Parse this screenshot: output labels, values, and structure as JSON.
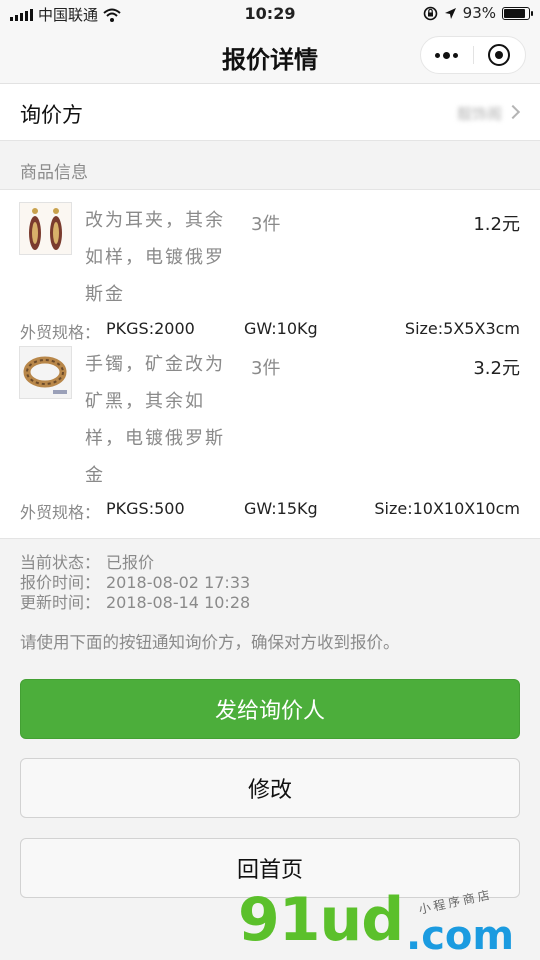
{
  "status_bar": {
    "carrier": "中国联通",
    "time": "10:29",
    "battery": "93%",
    "battery_level": 0.93
  },
  "nav": {
    "title": "报价详情"
  },
  "inquirer": {
    "label": "询价方",
    "value": "靓饰阁"
  },
  "goods_section": {
    "title": "商品信息",
    "spec_label": "外贸规格：",
    "items": [
      {
        "desc": "改为耳夹，其余如样，电镀俄罗斯金",
        "qty": "3件",
        "price": "1.2元",
        "pkgs": "PKGS:2000",
        "gw": "GW:10Kg",
        "size": "Size:5X5X3cm"
      },
      {
        "desc": "手镯，矿金改为矿黑，其余如样，电镀俄罗斯金",
        "qty": "3件",
        "price": "3.2元",
        "pkgs": "PKGS:500",
        "gw": "GW:15Kg",
        "size": "Size:10X10X10cm"
      }
    ]
  },
  "status_info": {
    "state_label": "当前状态：",
    "state_value": "已报价",
    "quote_time_label": "报价时间：",
    "quote_time_value": "2018-08-02 17:33",
    "update_time_label": "更新时间：",
    "update_time_value": "2018-08-14 10:28"
  },
  "notice": "请使用下面的按钮通知询价方，确保对方收到报价。",
  "buttons": {
    "send": "发给询价人",
    "edit": "修改",
    "home": "回首页"
  },
  "watermark": {
    "main": "91ud",
    "suffix": ".com",
    "sub": "小程序商店"
  },
  "colors": {
    "primary_green": "#4cae3b",
    "watermark_green": "#5bc02b",
    "watermark_blue": "#1b9be0"
  }
}
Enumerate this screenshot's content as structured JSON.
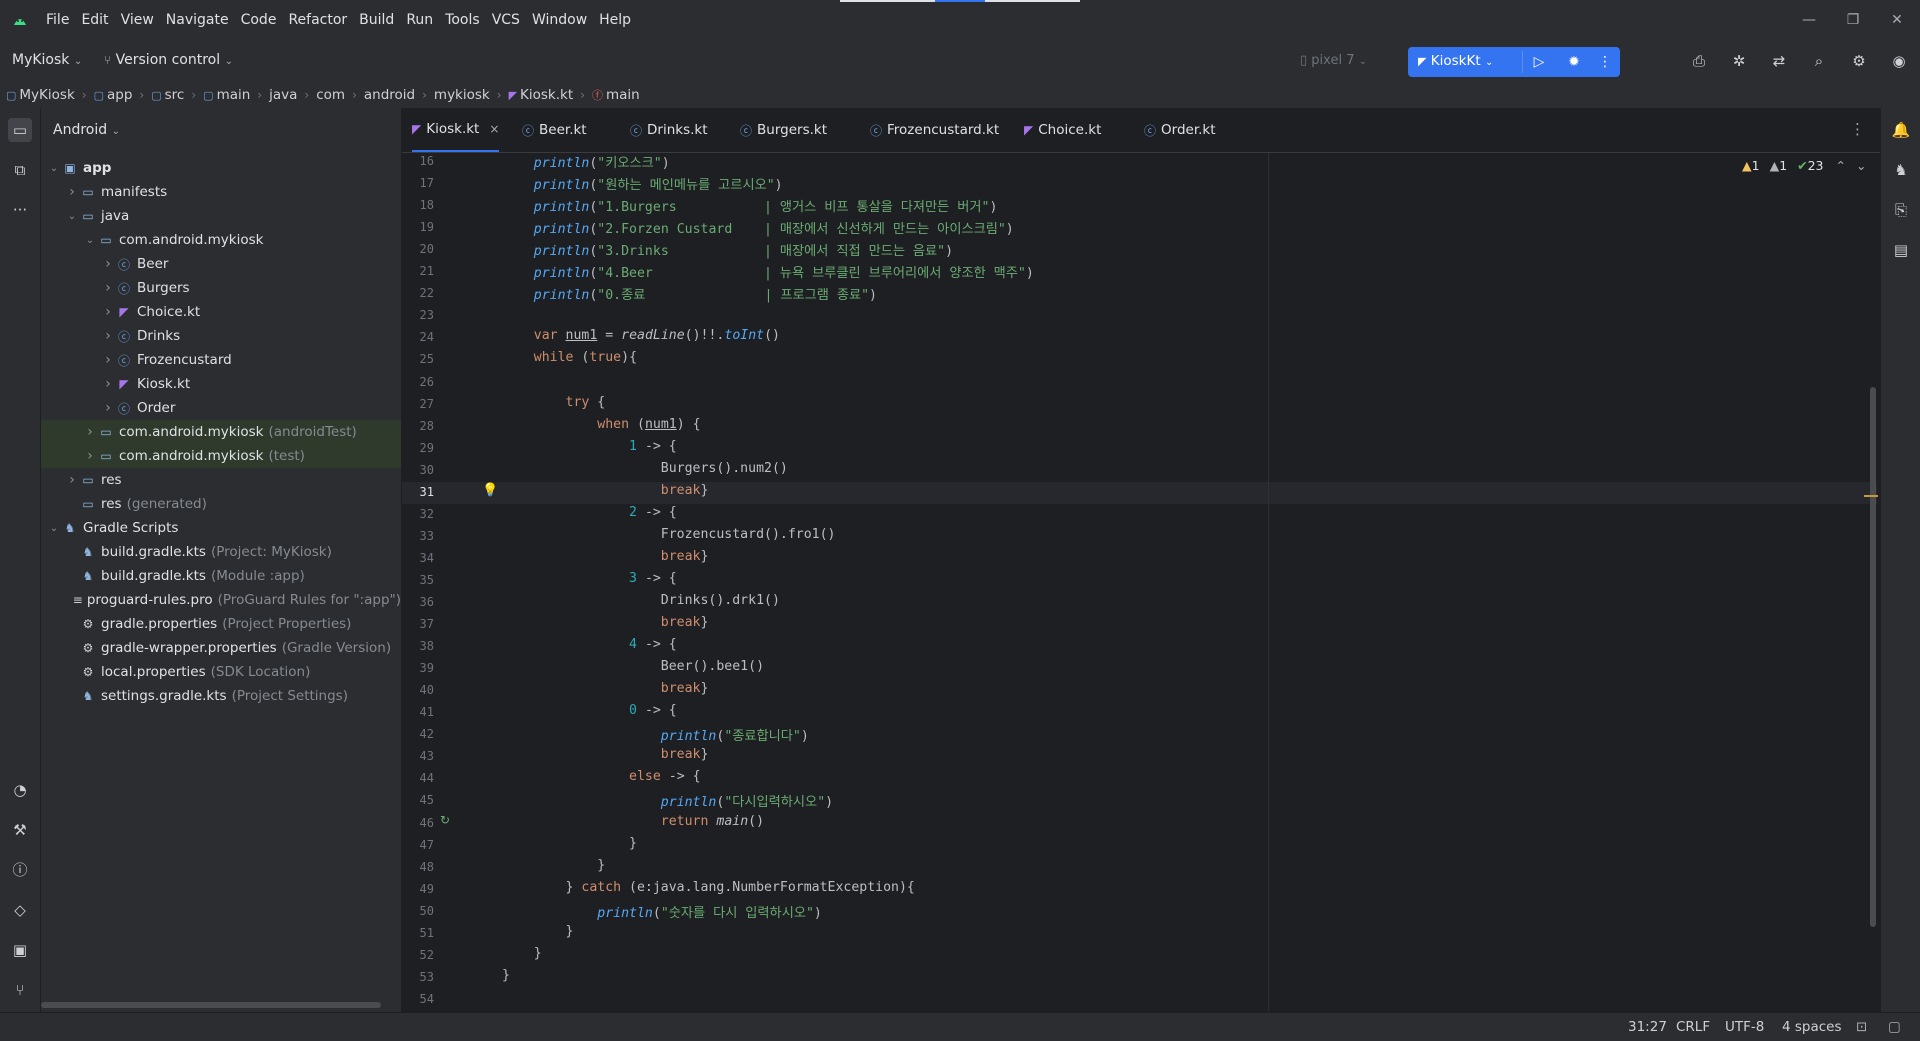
{
  "menu": [
    "File",
    "Edit",
    "View",
    "Navigate",
    "Code",
    "Refactor",
    "Build",
    "Run",
    "Tools",
    "VCS",
    "Window",
    "Help"
  ],
  "toolbar": {
    "project": "MyKiosk",
    "vcs": "Version control",
    "device": "pixel 7",
    "run_config": "KioskKt"
  },
  "breadcrumb": [
    "MyKiosk",
    "app",
    "src",
    "main",
    "java",
    "com",
    "android",
    "mykiosk",
    "Kiosk.kt",
    "main"
  ],
  "panel": {
    "title": "Android"
  },
  "tree": [
    {
      "label": "app",
      "hint": "",
      "icon": "folder-module",
      "depth": 0,
      "arrow": "open",
      "hl": false,
      "bold": true
    },
    {
      "label": "manifests",
      "hint": "",
      "icon": "folder",
      "depth": 1,
      "arrow": "closed",
      "hl": false
    },
    {
      "label": "java",
      "hint": "",
      "icon": "folder",
      "depth": 1,
      "arrow": "open",
      "hl": false
    },
    {
      "label": "com.android.mykiosk",
      "hint": "",
      "icon": "package",
      "depth": 2,
      "arrow": "open",
      "hl": false
    },
    {
      "label": "Beer",
      "hint": "",
      "icon": "class",
      "depth": 3,
      "arrow": "closed",
      "hl": false
    },
    {
      "label": "Burgers",
      "hint": "",
      "icon": "class",
      "depth": 3,
      "arrow": "closed",
      "hl": false
    },
    {
      "label": "Choice.kt",
      "hint": "",
      "icon": "kotlin",
      "depth": 3,
      "arrow": "closed",
      "hl": false
    },
    {
      "label": "Drinks",
      "hint": "",
      "icon": "class",
      "depth": 3,
      "arrow": "closed",
      "hl": false
    },
    {
      "label": "Frozencustard",
      "hint": "",
      "icon": "class",
      "depth": 3,
      "arrow": "closed",
      "hl": false
    },
    {
      "label": "Kiosk.kt",
      "hint": "",
      "icon": "kotlin",
      "depth": 3,
      "arrow": "closed",
      "hl": false
    },
    {
      "label": "Order",
      "hint": "",
      "icon": "class",
      "depth": 3,
      "arrow": "closed",
      "hl": false
    },
    {
      "label": "com.android.mykiosk",
      "hint": "(androidTest)",
      "icon": "package",
      "depth": 2,
      "arrow": "closed",
      "hl": true
    },
    {
      "label": "com.android.mykiosk",
      "hint": "(test)",
      "icon": "package",
      "depth": 2,
      "arrow": "closed",
      "hl": true
    },
    {
      "label": "res",
      "hint": "",
      "icon": "folder",
      "depth": 1,
      "arrow": "closed",
      "hl": false
    },
    {
      "label": "res",
      "hint": "(generated)",
      "icon": "folder",
      "depth": 1,
      "arrow": "none",
      "hl": false
    },
    {
      "label": "Gradle Scripts",
      "hint": "",
      "icon": "gradle",
      "depth": 0,
      "arrow": "open",
      "hl": false
    },
    {
      "label": "build.gradle.kts",
      "hint": "(Project: MyKiosk)",
      "icon": "gradle-file",
      "depth": 1,
      "arrow": "none",
      "hl": false
    },
    {
      "label": "build.gradle.kts",
      "hint": "(Module :app)",
      "icon": "gradle-file",
      "depth": 1,
      "arrow": "none",
      "hl": false
    },
    {
      "label": "proguard-rules.pro",
      "hint": "(ProGuard Rules for \":app\")",
      "icon": "text-file",
      "depth": 1,
      "arrow": "none",
      "hl": false
    },
    {
      "label": "gradle.properties",
      "hint": "(Project Properties)",
      "icon": "settings-file",
      "depth": 1,
      "arrow": "none",
      "hl": false
    },
    {
      "label": "gradle-wrapper.properties",
      "hint": "(Gradle Version)",
      "icon": "settings-file",
      "depth": 1,
      "arrow": "none",
      "hl": false
    },
    {
      "label": "local.properties",
      "hint": "(SDK Location)",
      "icon": "settings-file",
      "depth": 1,
      "arrow": "none",
      "hl": false
    },
    {
      "label": "settings.gradle.kts",
      "hint": "(Project Settings)",
      "icon": "gradle-file",
      "depth": 1,
      "arrow": "none",
      "hl": false
    }
  ],
  "tabs": [
    {
      "label": "Kiosk.kt",
      "active": true,
      "icon": "kotlin"
    },
    {
      "label": "Beer.kt",
      "active": false,
      "icon": "class"
    },
    {
      "label": "Drinks.kt",
      "active": false,
      "icon": "class"
    },
    {
      "label": "Burgers.kt",
      "active": false,
      "icon": "class"
    },
    {
      "label": "Frozencustard.kt",
      "active": false,
      "icon": "class"
    },
    {
      "label": "Choice.kt",
      "active": false,
      "icon": "kotlin"
    },
    {
      "label": "Order.kt",
      "active": false,
      "icon": "class"
    }
  ],
  "inspections": {
    "warnings": "1",
    "weak": "1",
    "ok": "23"
  },
  "code": {
    "first_line": 16,
    "current_line": 31,
    "lines": [
      "    println(\"키오스크\")",
      "    println(\"원하는 메인메뉴를 고르시오\")",
      "    println(\"1.Burgers           | 앵거스 비프 통살을 다져만든 버거\")",
      "    println(\"2.Forzen Custard    | 매장에서 신선하게 만드는 아이스크림\")",
      "    println(\"3.Drinks            | 매장에서 직접 만드는 음료\")",
      "    println(\"4.Beer              | 뉴욕 브루클린 브루어리에서 양조한 맥주\")",
      "    println(\"0.종료               | 프로그램 종료\")",
      "",
      "    var num1 = readLine()!!.toInt()",
      "    while (true){",
      "",
      "        try {",
      "            when (num1) {",
      "                1 -> {",
      "                    Burgers().num2()",
      "                    break}",
      "                2 -> {",
      "                    Frozencustard().fro1()",
      "                    break}",
      "                3 -> {",
      "                    Drinks().drk1()",
      "                    break}",
      "                4 -> {",
      "                    Beer().bee1()",
      "                    break}",
      "                0 -> {",
      "                    println(\"종료합니다\")",
      "                    break}",
      "                else -> {",
      "                    println(\"다시입력하시오\")",
      "                    return main()",
      "                }",
      "            }",
      "        } catch (e:java.lang.NumberFormatException){",
      "            println(\"숫자를 다시 입력하시오\")",
      "        }",
      "    }",
      "}",
      ""
    ]
  },
  "status": {
    "position": "31:27",
    "line_sep": "CRLF",
    "encoding": "UTF-8",
    "indent": "4 spaces"
  }
}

--------------------

Task description >> Using the listing above, show each line holding the string "电镀俄罗斯金".

Solution below >>
        "desc": "改为耳夹，其余如样，电镀俄罗斯金",
        "desc": "手镯，矿金改为矿黑，其余如样，电镀俄罗斯金",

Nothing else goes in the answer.